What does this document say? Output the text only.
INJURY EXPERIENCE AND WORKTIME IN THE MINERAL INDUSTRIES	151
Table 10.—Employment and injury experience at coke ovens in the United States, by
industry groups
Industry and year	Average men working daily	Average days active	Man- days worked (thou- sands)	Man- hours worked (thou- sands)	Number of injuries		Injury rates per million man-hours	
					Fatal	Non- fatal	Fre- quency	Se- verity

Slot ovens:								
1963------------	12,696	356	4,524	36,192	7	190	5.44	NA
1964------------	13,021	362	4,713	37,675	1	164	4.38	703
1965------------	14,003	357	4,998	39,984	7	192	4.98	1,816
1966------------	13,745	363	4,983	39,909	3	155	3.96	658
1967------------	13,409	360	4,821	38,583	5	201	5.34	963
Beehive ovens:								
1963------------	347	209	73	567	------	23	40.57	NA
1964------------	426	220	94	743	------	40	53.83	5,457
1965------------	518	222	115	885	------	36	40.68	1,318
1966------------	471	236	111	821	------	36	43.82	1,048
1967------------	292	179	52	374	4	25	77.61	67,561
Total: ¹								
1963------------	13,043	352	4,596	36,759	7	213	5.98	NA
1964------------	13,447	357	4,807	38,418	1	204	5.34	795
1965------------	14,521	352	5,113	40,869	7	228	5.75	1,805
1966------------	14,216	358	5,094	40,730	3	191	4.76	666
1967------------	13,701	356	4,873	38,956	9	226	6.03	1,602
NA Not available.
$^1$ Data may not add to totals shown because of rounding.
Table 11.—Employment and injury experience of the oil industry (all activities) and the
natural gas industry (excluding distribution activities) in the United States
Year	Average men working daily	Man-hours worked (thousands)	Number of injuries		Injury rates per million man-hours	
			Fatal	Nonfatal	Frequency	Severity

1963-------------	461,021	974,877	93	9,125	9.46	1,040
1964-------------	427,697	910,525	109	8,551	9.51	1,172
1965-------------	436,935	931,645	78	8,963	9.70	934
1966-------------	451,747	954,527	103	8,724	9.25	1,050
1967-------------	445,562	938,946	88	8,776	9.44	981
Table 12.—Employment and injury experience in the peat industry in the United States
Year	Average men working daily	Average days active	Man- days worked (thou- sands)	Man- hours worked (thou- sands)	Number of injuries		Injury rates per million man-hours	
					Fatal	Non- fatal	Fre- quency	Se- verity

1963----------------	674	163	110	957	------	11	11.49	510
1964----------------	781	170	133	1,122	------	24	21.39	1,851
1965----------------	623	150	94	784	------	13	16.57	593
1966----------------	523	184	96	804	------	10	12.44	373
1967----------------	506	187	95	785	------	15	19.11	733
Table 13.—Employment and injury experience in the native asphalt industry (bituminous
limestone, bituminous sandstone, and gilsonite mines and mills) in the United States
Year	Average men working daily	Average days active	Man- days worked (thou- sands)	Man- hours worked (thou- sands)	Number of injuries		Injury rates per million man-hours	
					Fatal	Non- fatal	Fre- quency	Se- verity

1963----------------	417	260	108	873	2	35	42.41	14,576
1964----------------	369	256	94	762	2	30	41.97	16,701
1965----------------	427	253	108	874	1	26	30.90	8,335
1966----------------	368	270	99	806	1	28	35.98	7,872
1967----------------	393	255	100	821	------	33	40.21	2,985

Exercise
Your task is to quote the listing above word for word.

Result for this exercise
What does this document say? Output the text only.
INJURY EXPERIENCE AND WORKTIME IN THE MINERAL INDUSTRIES	151
Table 10.—Employment and injury experience at coke ovens in the United States, by
industry groups
Industry and year	Average men working daily	Average days active	Man- days worked (thou- sands)	Man- hours worked (thou- sands)	Number of injuries		Injury rates per million man-hours	
					Fatal	Non- fatal	Fre- quency	Se- verity

Slot ovens:								
1963------------	12,696	356	4,524	36,192	7	190	5.44	NA
1964------------	13,021	362	4,713	37,675	1	164	4.38	703
1965------------	14,003	357	4,998	39,984	7	192	4.98	1,816
1966------------	13,745	363	4,983	39,909	3	155	3.96	658
1967------------	13,409	360	4,821	38,583	5	201	5.34	963
Beehive ovens:								
1963------------	347	209	73	567	------	23	40.57	NA
1964------------	426	220	94	743	------	40	53.83	5,457
1965------------	518	222	115	885	------	36	40.68	1,318
1966------------	471	236	111	821	------	36	43.82	1,048
1967------------	292	179	52	374	4	25	77.61	67,561
Total: ¹								
1963------------	13,043	352	4,596	36,759	7	213	5.98	NA
1964------------	13,447	357	4,807	38,418	1	204	5.34	795
1965------------	14,521	352	5,113	40,869	7	228	5.75	1,805
1966------------	14,216	358	5,094	40,730	3	191	4.76	666
1967------------	13,701	356	4,873	38,956	9	226	6.03	1,602
NA Not available.
$^1$ Data may not add to totals shown because of rounding.
Table 11.—Employment and injury experience of the oil industry (all activities) and the
natural gas industry (excluding distribution activities) in the United States
Year	Average men working daily	Man-hours worked (thousands)	Number of injuries		Injury rates per million man-hours	
			Fatal	Nonfatal	Frequency	Severity

1963-------------	461,021	974,877	93	9,125	9.46	1,040
1964-------------	427,697	910,525	109	8,551	9.51	1,172
1965-------------	436,935	931,645	78	8,963	9.70	934
1966-------------	451,747	954,527	103	8,724	9.25	1,050
1967-------------	445,562	938,946	88	8,776	9.44	981
Table 12.—Employment and injury experience in the peat industry in the United States
Year	Average men working daily	Average days active	Man- days worked (thou- sands)	Man- hours worked (thou- sands)	Number of injuries		Injury rates per million man-hours	
					Fatal	Non- fatal	Fre- quency	Se- verity

1963----------------	674	163	110	957	------	11	11.49	510
1964----------------	781	170	133	1,122	------	24	21.39	1,851
1965----------------	623	150	94	784	------	13	16.57	593
1966----------------	523	184	96	804	------	10	12.44	373
1967----------------	506	187	95	785	------	15	19.11	733
Table 13.—Employment and injury experience in the native asphalt industry (bituminous
limestone, bituminous sandstone, and gilsonite mines and mills) in the United States
Year	Average men working daily	Average days active	Man- days worked (thou- sands)	Man- hours worked (thou- sands)	Number of injuries		Injury rates per million man-hours	
					Fatal	Non- fatal	Fre- quency	Se- verity

1963----------------	417	260	108	873	2	35	42.41	14,576
1964----------------	369	256	94	762	2	30	41.97	16,701
1965----------------	427	253	108	874	1	26	30.90	8,335
1966----------------	368	270	99	806	1	28	35.98	7,872
1967----------------	393	255	100	821	------	33	40.21	2,985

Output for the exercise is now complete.